What is needed: Beneath this task is a listing; retype all of it exactly.

--- start of Supplied entries ---

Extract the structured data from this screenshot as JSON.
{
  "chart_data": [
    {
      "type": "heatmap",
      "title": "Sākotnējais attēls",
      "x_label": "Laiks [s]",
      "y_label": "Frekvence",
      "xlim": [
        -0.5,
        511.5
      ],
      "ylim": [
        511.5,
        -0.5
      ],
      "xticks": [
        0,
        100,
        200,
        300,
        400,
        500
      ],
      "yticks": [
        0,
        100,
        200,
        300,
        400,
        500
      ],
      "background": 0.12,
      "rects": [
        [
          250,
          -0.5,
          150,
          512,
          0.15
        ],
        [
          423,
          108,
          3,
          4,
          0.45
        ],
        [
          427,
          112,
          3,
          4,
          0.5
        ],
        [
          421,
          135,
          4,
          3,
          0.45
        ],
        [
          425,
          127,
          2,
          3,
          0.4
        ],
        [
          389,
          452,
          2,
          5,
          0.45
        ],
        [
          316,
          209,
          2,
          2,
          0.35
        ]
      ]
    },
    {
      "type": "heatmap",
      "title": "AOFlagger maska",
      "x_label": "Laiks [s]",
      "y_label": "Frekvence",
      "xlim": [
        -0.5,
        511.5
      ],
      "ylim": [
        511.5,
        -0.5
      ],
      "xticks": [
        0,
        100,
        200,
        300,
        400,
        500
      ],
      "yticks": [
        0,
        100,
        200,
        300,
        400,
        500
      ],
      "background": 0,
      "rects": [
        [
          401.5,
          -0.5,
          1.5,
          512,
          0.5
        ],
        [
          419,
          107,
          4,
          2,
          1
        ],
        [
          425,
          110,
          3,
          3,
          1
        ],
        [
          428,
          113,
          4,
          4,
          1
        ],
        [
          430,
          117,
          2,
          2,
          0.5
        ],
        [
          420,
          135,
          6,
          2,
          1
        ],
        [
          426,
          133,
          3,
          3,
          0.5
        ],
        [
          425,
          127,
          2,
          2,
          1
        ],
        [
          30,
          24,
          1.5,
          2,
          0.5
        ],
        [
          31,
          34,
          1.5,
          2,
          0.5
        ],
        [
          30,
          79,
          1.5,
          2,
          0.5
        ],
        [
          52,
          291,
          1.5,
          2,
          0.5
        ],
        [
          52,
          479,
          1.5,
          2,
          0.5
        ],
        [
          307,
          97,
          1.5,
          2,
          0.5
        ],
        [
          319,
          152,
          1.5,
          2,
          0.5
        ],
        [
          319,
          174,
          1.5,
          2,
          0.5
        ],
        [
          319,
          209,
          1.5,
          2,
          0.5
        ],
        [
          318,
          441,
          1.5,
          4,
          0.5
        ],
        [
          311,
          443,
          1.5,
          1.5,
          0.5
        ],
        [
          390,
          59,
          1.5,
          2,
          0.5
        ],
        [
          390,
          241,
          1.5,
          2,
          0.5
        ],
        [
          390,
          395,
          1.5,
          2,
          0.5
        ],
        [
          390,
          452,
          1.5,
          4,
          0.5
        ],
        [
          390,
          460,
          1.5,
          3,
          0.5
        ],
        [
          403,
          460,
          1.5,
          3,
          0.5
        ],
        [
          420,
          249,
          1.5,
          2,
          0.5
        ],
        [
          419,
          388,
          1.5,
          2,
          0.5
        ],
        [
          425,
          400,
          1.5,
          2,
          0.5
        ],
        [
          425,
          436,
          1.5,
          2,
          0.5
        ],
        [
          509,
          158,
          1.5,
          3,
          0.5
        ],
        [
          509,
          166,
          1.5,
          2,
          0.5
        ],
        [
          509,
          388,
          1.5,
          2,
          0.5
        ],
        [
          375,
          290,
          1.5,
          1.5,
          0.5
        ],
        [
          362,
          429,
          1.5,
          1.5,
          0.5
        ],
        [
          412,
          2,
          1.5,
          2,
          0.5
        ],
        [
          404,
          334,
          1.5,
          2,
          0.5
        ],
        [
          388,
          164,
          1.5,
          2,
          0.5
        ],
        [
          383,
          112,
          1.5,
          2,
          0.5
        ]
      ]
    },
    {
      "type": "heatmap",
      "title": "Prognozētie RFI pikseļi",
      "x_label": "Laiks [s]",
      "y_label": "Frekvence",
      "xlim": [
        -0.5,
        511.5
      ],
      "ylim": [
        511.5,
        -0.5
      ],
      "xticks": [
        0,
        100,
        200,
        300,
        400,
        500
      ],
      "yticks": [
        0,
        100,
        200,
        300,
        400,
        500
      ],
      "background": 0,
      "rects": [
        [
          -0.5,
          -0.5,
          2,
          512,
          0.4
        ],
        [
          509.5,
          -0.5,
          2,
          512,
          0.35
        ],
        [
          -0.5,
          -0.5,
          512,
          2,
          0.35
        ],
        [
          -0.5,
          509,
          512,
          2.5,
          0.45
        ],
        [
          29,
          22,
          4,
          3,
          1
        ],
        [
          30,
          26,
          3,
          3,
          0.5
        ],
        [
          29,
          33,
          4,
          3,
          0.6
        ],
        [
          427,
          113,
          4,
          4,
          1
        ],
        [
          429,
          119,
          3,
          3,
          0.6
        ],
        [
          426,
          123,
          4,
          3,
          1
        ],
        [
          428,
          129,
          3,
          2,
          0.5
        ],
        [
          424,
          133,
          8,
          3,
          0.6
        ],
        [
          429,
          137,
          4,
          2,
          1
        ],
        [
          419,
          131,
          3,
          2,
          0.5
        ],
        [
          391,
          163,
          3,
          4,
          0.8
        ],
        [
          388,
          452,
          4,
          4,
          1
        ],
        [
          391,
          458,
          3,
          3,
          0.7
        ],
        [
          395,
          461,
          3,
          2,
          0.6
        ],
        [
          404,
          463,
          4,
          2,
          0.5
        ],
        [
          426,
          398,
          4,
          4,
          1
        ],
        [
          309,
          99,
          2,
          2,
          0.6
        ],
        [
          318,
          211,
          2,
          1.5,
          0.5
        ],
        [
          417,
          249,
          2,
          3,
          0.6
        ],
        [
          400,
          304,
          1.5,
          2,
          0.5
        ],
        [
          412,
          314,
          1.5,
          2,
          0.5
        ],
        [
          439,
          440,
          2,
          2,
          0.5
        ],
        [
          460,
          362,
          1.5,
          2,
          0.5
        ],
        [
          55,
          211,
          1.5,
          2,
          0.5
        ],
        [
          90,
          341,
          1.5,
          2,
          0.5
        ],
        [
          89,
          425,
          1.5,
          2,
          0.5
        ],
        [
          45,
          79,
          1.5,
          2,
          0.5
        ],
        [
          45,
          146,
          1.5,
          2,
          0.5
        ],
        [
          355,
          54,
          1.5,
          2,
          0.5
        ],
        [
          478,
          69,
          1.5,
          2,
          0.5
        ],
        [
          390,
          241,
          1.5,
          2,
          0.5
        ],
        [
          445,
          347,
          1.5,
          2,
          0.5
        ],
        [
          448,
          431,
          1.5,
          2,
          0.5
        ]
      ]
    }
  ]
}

--- end of Supplied entries ---

Complete output:
Extract the structured data from this screenshot as JSON.
{
  "chart_data": [
    {
      "type": "heatmap",
      "title": "Sākotnējais attēls",
      "x_label": "Laiks [s]",
      "y_label": "Frekvence",
      "xlim": [
        -0.5,
        511.5
      ],
      "ylim": [
        511.5,
        -0.5
      ],
      "xticks": [
        0,
        100,
        200,
        300,
        400,
        500
      ],
      "yticks": [
        0,
        100,
        200,
        300,
        400,
        500
      ],
      "background": 0.12,
      "rects": [
        [
          250,
          -0.5,
          150,
          512,
          0.15
        ],
        [
          423,
          108,
          3,
          4,
          0.45
        ],
        [
          427,
          112,
          3,
          4,
          0.5
        ],
        [
          421,
          135,
          4,
          3,
          0.45
        ],
        [
          425,
          127,
          2,
          3,
          0.4
        ],
        [
          389,
          452,
          2,
          5,
          0.45
        ],
        [
          316,
          209,
          2,
          2,
          0.35
        ]
      ]
    },
    {
      "type": "heatmap",
      "title": "AOFlagger maska",
      "x_label": "Laiks [s]",
      "y_label": "Frekvence",
      "xlim": [
        -0.5,
        511.5
      ],
      "ylim": [
        511.5,
        -0.5
      ],
      "xticks": [
        0,
        100,
        200,
        300,
        400,
        500
      ],
      "yticks": [
        0,
        100,
        200,
        300,
        400,
        500
      ],
      "background": 0,
      "rects": [
        [
          401.5,
          -0.5,
          1.5,
          512,
          0.5
        ],
        [
          419,
          107,
          4,
          2,
          1
        ],
        [
          425,
          110,
          3,
          3,
          1
        ],
        [
          428,
          113,
          4,
          4,
          1
        ],
        [
          430,
          117,
          2,
          2,
          0.5
        ],
        [
          420,
          135,
          6,
          2,
          1
        ],
        [
          426,
          133,
          3,
          3,
          0.5
        ],
        [
          425,
          127,
          2,
          2,
          1
        ],
        [
          30,
          24,
          1.5,
          2,
          0.5
        ],
        [
          31,
          34,
          1.5,
          2,
          0.5
        ],
        [
          30,
          79,
          1.5,
          2,
          0.5
        ],
        [
          52,
          291,
          1.5,
          2,
          0.5
        ],
        [
          52,
          479,
          1.5,
          2,
          0.5
        ],
        [
          307,
          97,
          1.5,
          2,
          0.5
        ],
        [
          319,
          152,
          1.5,
          2,
          0.5
        ],
        [
          319,
          174,
          1.5,
          2,
          0.5
        ],
        [
          319,
          209,
          1.5,
          2,
          0.5
        ],
        [
          318,
          441,
          1.5,
          4,
          0.5
        ],
        [
          311,
          443,
          1.5,
          1.5,
          0.5
        ],
        [
          390,
          59,
          1.5,
          2,
          0.5
        ],
        [
          390,
          241,
          1.5,
          2,
          0.5
        ],
        [
          390,
          395,
          1.5,
          2,
          0.5
        ],
        [
          390,
          452,
          1.5,
          4,
          0.5
        ],
        [
          390,
          460,
          1.5,
          3,
          0.5
        ],
        [
          403,
          460,
          1.5,
          3,
          0.5
        ],
        [
          420,
          249,
          1.5,
          2,
          0.5
        ],
        [
          419,
          388,
          1.5,
          2,
          0.5
        ],
        [
          425,
          400,
          1.5,
          2,
          0.5
        ],
        [
          425,
          436,
          1.5,
          2,
          0.5
        ],
        [
          509,
          158,
          1.5,
          3,
          0.5
        ],
        [
          509,
          166,
          1.5,
          2,
          0.5
        ],
        [
          509,
          388,
          1.5,
          2,
          0.5
        ],
        [
          375,
          290,
          1.5,
          1.5,
          0.5
        ],
        [
          362,
          429,
          1.5,
          1.5,
          0.5
        ],
        [
          412,
          2,
          1.5,
          2,
          0.5
        ],
        [
          404,
          334,
          1.5,
          2,
          0.5
        ],
        [
          388,
          164,
          1.5,
          2,
          0.5
        ],
        [
          383,
          112,
          1.5,
          2,
          0.5
        ]
      ]
    },
    {
      "type": "heatmap",
      "title": "Prognozētie RFI pikseļi",
      "x_label": "Laiks [s]",
      "y_label": "Frekvence",
      "xlim": [
        -0.5,
        511.5
      ],
      "ylim": [
        511.5,
        -0.5
      ],
      "xticks": [
        0,
        100,
        200,
        300,
        400,
        500
      ],
      "yticks": [
        0,
        100,
        200,
        300,
        400,
        500
      ],
      "background": 0,
      "rects": [
        [
          -0.5,
          -0.5,
          2,
          512,
          0.4
        ],
        [
          509.5,
          -0.5,
          2,
          512,
          0.35
        ],
        [
          -0.5,
          -0.5,
          512,
          2,
          0.35
        ],
        [
          -0.5,
          509,
          512,
          2.5,
          0.45
        ],
        [
          29,
          22,
          4,
          3,
          1
        ],
        [
          30,
          26,
          3,
          3,
          0.5
        ],
        [
          29,
          33,
          4,
          3,
          0.6
        ],
        [
          427,
          113,
          4,
          4,
          1
        ],
        [
          429,
          119,
          3,
          3,
          0.6
        ],
        [
          426,
          123,
          4,
          3,
          1
        ],
        [
          428,
          129,
          3,
          2,
          0.5
        ],
        [
          424,
          133,
          8,
          3,
          0.6
        ],
        [
          429,
          137,
          4,
          2,
          1
        ],
        [
          419,
          131,
          3,
          2,
          0.5
        ],
        [
          391,
          163,
          3,
          4,
          0.8
        ],
        [
          388,
          452,
          4,
          4,
          1
        ],
        [
          391,
          458,
          3,
          3,
          0.7
        ],
        [
          395,
          461,
          3,
          2,
          0.6
        ],
        [
          404,
          463,
          4,
          2,
          0.5
        ],
        [
          426,
          398,
          4,
          4,
          1
        ],
        [
          309,
          99,
          2,
          2,
          0.6
        ],
        [
          318,
          211,
          2,
          1.5,
          0.5
        ],
        [
          417,
          249,
          2,
          3,
          0.6
        ],
        [
          400,
          304,
          1.5,
          2,
          0.5
        ],
        [
          412,
          314,
          1.5,
          2,
          0.5
        ],
        [
          439,
          440,
          2,
          2,
          0.5
        ],
        [
          460,
          362,
          1.5,
          2,
          0.5
        ],
        [
          55,
          211,
          1.5,
          2,
          0.5
        ],
        [
          90,
          341,
          1.5,
          2,
          0.5
        ],
        [
          89,
          425,
          1.5,
          2,
          0.5
        ],
        [
          45,
          79,
          1.5,
          2,
          0.5
        ],
        [
          45,
          146,
          1.5,
          2,
          0.5
        ],
        [
          355,
          54,
          1.5,
          2,
          0.5
        ],
        [
          478,
          69,
          1.5,
          2,
          0.5
        ],
        [
          390,
          241,
          1.5,
          2,
          0.5
        ],
        [
          445,
          347,
          1.5,
          2,
          0.5
        ],
        [
          448,
          431,
          1.5,
          2,
          0.5
        ]
      ]
    }
  ]
}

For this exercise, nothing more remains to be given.